Using the material that follows, identify and copy each line with the string "icon".

_ _ _ _ _ _ _

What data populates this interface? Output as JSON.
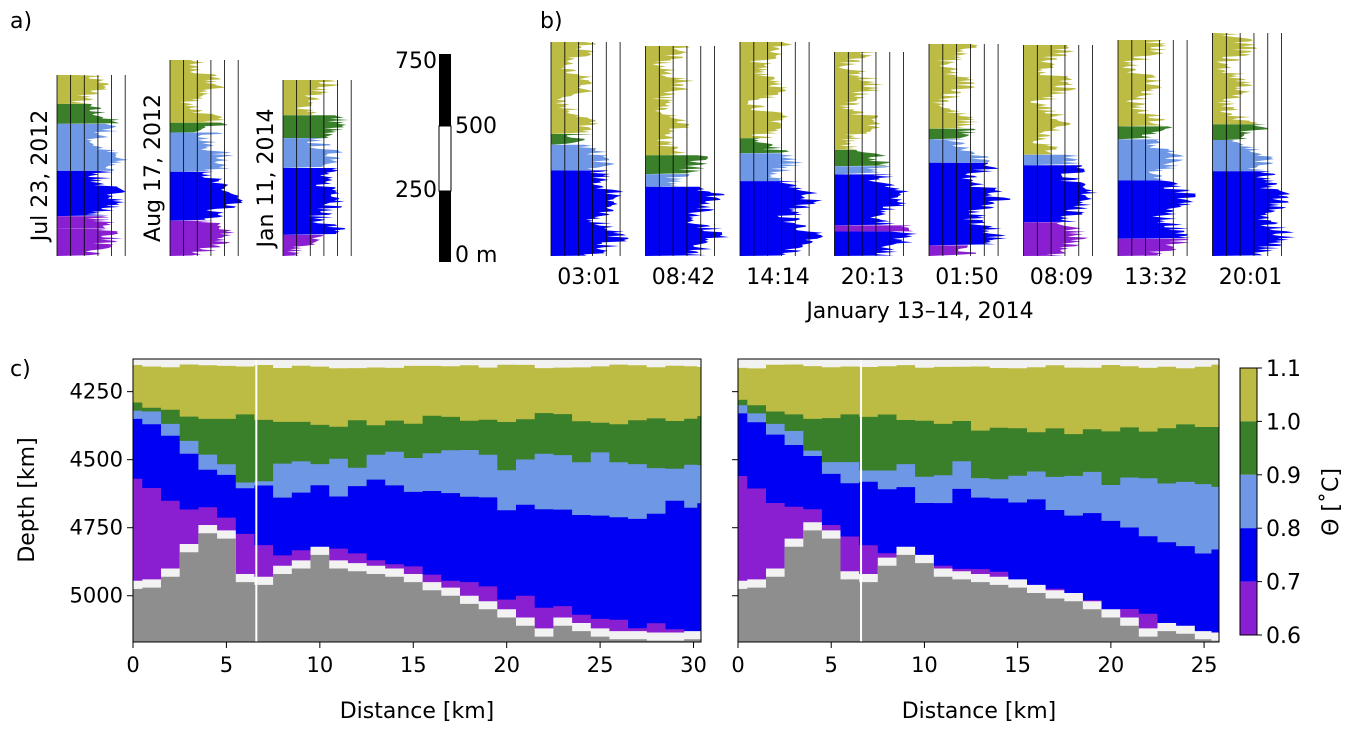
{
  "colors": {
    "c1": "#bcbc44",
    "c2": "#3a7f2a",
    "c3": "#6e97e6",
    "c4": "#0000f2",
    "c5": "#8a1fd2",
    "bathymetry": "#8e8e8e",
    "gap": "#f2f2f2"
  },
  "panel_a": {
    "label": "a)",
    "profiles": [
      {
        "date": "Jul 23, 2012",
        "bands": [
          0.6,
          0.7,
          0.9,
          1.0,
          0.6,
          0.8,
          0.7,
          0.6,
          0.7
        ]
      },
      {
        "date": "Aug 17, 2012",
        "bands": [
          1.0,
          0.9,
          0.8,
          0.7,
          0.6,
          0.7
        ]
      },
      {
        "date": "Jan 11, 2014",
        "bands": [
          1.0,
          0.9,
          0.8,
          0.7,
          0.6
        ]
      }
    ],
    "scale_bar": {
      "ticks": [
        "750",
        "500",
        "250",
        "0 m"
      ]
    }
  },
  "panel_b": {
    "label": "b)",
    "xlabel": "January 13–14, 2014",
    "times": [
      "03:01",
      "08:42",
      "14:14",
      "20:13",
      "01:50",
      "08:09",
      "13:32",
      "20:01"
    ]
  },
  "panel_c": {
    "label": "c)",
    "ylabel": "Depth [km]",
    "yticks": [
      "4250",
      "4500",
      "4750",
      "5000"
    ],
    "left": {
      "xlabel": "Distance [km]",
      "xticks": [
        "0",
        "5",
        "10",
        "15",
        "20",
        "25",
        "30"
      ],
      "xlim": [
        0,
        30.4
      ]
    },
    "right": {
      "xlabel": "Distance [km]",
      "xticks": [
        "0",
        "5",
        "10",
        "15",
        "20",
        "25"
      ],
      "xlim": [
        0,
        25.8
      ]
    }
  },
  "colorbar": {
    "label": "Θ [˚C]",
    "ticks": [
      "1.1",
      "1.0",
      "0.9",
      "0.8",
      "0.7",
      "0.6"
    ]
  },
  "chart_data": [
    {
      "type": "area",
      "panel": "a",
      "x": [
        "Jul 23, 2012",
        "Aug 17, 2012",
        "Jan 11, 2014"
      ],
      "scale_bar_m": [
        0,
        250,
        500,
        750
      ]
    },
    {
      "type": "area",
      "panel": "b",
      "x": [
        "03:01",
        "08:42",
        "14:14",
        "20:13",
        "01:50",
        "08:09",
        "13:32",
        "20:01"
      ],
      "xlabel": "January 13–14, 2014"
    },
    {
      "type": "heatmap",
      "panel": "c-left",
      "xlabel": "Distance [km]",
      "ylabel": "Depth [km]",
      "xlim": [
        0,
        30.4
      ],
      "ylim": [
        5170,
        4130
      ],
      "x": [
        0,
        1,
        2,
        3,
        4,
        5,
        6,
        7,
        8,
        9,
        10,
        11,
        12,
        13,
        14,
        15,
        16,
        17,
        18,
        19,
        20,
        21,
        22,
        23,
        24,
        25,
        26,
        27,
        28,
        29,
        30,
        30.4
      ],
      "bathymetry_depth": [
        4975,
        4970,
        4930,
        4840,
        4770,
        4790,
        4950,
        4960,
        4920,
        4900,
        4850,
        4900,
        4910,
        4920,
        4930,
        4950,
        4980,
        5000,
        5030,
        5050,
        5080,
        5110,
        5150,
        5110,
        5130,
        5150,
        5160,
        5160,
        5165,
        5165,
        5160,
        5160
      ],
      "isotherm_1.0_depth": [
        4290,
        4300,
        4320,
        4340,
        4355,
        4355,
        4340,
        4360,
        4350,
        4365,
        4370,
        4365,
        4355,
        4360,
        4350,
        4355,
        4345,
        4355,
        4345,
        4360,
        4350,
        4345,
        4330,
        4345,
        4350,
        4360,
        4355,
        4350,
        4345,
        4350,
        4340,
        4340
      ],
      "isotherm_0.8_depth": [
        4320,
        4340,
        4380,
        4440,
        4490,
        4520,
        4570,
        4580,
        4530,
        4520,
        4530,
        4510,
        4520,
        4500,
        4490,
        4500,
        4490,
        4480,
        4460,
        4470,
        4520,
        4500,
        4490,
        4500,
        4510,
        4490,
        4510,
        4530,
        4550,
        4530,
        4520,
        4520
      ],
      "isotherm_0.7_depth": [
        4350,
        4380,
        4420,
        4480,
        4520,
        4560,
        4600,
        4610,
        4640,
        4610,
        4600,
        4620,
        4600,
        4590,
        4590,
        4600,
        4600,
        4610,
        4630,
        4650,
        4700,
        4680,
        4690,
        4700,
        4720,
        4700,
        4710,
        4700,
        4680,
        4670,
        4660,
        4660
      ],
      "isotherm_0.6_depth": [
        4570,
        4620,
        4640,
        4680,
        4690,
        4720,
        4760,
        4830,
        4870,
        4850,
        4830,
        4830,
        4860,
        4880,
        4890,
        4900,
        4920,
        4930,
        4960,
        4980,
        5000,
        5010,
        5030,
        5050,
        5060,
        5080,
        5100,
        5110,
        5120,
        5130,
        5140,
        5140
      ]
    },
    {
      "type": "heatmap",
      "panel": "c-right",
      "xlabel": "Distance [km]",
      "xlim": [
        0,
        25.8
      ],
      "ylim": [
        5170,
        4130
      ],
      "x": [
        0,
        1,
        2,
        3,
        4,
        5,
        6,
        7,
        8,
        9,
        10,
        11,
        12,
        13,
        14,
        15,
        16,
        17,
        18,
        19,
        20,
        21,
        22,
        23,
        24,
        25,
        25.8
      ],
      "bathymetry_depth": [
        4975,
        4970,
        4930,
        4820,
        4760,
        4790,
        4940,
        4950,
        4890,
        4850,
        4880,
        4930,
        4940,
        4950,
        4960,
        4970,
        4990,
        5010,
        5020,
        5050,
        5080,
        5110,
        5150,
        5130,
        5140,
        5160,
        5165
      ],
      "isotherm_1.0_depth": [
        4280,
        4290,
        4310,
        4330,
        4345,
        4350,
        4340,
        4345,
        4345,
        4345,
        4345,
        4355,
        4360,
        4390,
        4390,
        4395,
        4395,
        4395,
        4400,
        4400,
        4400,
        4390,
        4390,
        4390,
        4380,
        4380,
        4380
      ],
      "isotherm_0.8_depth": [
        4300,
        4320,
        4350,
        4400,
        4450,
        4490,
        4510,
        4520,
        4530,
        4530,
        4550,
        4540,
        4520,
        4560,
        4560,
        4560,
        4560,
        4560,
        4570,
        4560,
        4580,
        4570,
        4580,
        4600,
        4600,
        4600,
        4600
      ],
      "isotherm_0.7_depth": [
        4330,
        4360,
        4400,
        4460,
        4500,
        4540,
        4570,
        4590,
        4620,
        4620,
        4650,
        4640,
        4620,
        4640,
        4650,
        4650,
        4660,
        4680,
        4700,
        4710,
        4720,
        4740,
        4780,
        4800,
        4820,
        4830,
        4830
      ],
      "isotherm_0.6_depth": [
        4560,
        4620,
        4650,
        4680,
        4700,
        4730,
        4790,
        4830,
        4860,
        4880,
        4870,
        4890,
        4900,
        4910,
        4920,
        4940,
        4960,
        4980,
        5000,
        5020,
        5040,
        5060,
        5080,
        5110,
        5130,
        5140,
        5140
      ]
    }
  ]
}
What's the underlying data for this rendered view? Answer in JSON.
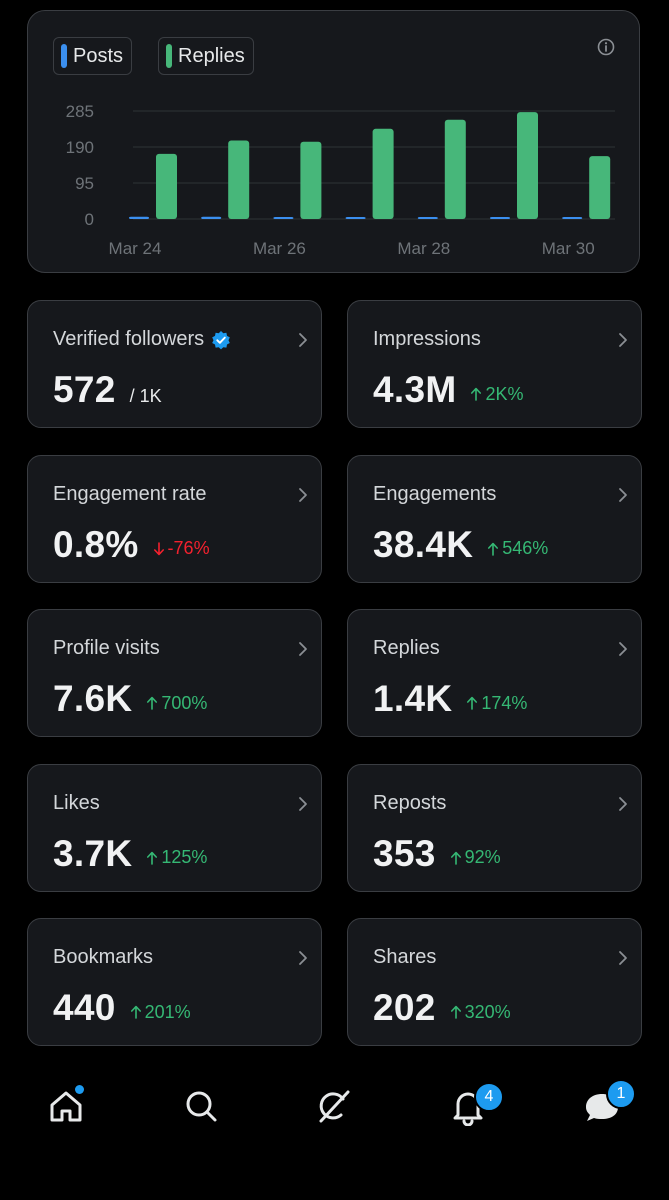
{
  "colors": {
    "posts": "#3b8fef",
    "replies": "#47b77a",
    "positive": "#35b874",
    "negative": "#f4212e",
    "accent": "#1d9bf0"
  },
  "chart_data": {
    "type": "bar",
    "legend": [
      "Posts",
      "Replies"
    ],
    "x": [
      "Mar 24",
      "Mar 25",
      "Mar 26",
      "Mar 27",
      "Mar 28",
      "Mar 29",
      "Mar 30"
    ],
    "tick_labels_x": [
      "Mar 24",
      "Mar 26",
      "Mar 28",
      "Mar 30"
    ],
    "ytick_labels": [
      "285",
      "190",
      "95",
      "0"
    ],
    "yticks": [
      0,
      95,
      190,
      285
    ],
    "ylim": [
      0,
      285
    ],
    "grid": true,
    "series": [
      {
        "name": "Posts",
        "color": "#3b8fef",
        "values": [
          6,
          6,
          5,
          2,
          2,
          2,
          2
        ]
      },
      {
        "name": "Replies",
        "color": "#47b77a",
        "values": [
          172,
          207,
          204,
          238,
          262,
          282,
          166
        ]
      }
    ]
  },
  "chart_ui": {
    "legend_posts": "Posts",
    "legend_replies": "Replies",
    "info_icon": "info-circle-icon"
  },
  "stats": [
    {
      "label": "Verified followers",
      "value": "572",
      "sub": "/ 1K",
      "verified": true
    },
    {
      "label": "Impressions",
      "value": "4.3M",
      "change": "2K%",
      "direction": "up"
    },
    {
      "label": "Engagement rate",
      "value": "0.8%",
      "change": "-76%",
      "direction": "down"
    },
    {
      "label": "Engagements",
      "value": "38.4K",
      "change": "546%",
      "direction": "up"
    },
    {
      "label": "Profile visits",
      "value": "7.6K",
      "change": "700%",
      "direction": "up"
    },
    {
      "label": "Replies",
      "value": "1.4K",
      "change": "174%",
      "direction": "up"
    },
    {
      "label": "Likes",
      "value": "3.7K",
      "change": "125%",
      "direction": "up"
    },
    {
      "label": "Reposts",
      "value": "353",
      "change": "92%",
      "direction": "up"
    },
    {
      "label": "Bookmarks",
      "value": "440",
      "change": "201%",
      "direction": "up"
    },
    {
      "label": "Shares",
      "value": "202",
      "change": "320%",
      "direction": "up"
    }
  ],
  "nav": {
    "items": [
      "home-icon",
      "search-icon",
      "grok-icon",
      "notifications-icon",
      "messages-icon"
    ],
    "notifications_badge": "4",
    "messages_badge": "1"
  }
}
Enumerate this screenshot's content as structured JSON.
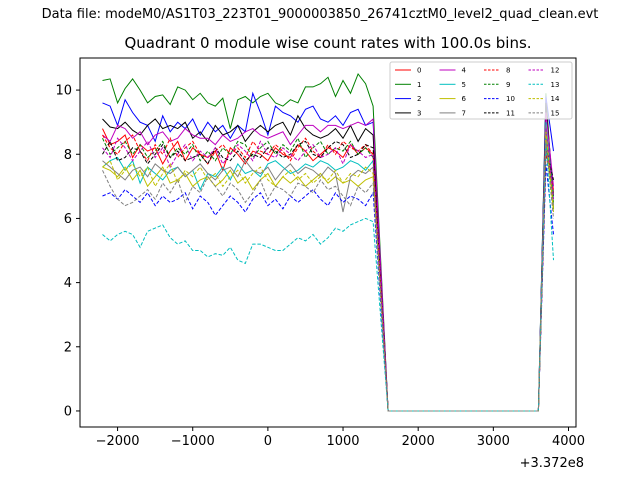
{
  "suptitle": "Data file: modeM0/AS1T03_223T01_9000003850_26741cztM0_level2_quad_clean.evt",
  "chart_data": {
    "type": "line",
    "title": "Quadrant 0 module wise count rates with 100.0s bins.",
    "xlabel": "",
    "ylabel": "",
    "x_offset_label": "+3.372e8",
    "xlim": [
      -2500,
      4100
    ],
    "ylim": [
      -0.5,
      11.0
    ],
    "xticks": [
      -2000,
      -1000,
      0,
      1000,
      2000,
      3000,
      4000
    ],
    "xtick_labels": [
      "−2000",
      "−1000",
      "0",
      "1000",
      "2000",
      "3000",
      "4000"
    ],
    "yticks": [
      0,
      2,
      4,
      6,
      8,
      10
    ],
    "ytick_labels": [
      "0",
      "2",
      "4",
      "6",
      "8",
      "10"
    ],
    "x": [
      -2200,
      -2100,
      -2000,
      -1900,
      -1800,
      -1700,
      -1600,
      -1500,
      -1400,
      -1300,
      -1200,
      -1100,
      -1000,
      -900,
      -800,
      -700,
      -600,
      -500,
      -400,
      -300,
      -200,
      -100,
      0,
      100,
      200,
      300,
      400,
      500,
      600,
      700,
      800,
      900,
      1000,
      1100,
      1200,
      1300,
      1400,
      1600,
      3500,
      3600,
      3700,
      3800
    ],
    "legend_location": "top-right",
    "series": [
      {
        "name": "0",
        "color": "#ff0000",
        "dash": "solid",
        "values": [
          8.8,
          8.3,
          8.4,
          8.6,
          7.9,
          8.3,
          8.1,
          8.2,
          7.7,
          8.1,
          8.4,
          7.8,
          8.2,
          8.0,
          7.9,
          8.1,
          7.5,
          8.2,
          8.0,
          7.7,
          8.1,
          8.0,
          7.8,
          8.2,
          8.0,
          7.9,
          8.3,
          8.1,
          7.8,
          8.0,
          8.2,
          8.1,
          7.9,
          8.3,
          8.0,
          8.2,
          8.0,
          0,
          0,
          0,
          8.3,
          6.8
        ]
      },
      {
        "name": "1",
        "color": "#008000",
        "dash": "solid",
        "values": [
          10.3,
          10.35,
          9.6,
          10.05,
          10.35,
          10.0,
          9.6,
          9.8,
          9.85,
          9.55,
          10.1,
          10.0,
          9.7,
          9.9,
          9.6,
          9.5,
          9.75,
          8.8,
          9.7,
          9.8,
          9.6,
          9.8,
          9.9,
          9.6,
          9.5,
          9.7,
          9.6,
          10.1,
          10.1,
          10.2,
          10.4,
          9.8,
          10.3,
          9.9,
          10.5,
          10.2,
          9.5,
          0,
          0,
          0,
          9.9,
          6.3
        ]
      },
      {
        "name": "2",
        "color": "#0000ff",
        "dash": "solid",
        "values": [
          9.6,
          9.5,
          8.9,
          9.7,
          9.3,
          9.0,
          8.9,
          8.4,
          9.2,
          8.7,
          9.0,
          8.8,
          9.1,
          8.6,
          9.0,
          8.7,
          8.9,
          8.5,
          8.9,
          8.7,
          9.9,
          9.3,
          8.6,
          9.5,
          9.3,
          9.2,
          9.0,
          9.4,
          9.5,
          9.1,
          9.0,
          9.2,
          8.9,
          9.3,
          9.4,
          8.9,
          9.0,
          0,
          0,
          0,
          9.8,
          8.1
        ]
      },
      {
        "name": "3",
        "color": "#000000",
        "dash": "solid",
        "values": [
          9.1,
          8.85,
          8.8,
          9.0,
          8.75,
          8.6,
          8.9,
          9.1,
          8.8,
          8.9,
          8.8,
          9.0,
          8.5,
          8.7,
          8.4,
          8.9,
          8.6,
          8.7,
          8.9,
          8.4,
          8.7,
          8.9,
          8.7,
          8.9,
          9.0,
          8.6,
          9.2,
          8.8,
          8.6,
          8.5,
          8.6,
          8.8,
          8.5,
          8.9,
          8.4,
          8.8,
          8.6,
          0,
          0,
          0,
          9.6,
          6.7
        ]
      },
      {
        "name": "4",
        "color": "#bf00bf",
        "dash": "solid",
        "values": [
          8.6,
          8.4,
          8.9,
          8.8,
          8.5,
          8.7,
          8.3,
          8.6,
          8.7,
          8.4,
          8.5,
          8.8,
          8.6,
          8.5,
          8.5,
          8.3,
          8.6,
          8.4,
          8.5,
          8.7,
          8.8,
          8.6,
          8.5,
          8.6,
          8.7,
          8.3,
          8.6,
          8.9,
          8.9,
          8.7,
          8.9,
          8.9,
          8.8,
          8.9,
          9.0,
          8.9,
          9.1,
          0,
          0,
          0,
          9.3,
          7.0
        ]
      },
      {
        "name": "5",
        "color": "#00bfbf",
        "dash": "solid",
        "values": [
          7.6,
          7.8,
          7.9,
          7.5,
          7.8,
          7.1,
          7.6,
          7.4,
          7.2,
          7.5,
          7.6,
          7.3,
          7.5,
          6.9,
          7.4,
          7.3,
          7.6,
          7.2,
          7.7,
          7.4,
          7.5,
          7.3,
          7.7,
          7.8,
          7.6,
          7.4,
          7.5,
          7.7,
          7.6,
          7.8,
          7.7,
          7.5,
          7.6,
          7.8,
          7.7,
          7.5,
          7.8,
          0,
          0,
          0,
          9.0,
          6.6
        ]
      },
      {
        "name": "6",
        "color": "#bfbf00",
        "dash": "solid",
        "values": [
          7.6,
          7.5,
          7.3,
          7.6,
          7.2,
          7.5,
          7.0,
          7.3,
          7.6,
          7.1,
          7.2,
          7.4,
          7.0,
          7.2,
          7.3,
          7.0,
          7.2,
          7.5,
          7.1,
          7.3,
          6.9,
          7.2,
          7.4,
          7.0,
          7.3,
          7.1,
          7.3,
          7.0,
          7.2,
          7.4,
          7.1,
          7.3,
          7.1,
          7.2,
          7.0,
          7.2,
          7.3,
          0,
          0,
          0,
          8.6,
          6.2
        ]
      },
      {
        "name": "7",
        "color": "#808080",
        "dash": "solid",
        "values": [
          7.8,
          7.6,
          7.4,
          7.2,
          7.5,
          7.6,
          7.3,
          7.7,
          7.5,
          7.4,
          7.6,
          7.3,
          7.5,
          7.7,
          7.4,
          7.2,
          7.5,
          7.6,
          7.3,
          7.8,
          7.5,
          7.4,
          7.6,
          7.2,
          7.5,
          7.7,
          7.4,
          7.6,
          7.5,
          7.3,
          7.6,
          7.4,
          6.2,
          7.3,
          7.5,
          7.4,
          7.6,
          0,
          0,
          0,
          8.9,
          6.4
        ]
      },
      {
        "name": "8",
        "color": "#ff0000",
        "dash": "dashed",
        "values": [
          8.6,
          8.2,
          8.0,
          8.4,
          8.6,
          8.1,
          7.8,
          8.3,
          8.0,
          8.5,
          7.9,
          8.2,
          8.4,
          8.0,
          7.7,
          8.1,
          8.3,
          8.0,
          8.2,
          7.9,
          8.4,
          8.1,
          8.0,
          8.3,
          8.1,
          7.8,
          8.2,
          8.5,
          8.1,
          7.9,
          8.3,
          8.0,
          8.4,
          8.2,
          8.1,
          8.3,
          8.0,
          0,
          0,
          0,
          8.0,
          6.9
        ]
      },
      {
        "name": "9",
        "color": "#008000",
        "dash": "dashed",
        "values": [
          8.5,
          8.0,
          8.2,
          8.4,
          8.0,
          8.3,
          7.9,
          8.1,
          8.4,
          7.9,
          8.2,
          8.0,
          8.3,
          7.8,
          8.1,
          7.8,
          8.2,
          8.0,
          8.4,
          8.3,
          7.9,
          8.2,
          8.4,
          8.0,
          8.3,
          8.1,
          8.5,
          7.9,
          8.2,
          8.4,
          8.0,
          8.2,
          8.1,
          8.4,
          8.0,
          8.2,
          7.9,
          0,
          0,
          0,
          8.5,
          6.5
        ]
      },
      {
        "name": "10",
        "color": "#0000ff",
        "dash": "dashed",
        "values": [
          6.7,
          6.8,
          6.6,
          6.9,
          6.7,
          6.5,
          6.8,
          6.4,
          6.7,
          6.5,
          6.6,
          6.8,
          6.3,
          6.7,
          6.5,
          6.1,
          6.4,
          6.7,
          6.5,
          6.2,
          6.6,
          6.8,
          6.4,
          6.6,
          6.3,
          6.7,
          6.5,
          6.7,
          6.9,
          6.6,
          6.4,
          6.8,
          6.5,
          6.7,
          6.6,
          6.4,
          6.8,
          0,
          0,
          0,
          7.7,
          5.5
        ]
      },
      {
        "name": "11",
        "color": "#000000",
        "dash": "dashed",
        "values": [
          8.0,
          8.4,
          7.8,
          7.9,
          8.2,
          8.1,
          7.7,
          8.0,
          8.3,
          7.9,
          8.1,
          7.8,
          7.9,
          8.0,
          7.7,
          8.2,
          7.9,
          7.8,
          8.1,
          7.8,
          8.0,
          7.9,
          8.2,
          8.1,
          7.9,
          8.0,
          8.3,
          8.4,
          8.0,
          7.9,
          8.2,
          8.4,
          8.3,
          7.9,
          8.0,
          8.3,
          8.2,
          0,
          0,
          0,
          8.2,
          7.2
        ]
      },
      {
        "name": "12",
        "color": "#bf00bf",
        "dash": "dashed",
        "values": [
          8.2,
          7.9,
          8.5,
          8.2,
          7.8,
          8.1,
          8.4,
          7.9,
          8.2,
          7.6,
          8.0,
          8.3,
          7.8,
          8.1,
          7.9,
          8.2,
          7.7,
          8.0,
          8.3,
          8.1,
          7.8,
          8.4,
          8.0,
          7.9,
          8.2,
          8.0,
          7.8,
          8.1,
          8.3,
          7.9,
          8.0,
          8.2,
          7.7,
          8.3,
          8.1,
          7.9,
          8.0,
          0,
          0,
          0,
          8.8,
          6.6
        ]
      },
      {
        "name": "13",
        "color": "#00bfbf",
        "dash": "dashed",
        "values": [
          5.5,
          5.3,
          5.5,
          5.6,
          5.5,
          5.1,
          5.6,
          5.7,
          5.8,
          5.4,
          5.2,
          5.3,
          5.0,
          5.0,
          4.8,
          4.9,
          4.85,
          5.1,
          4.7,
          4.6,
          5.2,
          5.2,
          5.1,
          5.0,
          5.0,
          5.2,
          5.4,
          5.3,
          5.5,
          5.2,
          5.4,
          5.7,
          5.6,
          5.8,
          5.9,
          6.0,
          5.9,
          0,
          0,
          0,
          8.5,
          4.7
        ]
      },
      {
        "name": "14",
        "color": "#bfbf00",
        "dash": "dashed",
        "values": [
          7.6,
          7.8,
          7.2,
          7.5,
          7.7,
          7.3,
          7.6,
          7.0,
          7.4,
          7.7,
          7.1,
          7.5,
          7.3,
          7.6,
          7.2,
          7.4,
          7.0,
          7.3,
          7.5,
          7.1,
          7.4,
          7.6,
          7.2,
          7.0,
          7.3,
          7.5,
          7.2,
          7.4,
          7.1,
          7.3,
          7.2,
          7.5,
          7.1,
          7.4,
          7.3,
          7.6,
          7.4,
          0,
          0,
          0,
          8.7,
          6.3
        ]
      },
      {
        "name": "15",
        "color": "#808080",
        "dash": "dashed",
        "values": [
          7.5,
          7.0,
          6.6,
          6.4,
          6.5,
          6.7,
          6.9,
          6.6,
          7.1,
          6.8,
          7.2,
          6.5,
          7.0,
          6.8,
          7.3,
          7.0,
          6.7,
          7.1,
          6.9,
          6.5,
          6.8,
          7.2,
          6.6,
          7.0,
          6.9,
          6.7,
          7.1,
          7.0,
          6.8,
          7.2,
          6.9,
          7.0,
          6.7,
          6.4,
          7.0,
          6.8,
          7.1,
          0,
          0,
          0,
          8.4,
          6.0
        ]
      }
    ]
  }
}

_ _ _ _ _ _ _

* [Expected answer]:
    "info_icon": "info-circle-icon"
      "home-icon",
      "search-icon",
      "grok-icon",
      "notifications-icon",
      "messages-icon"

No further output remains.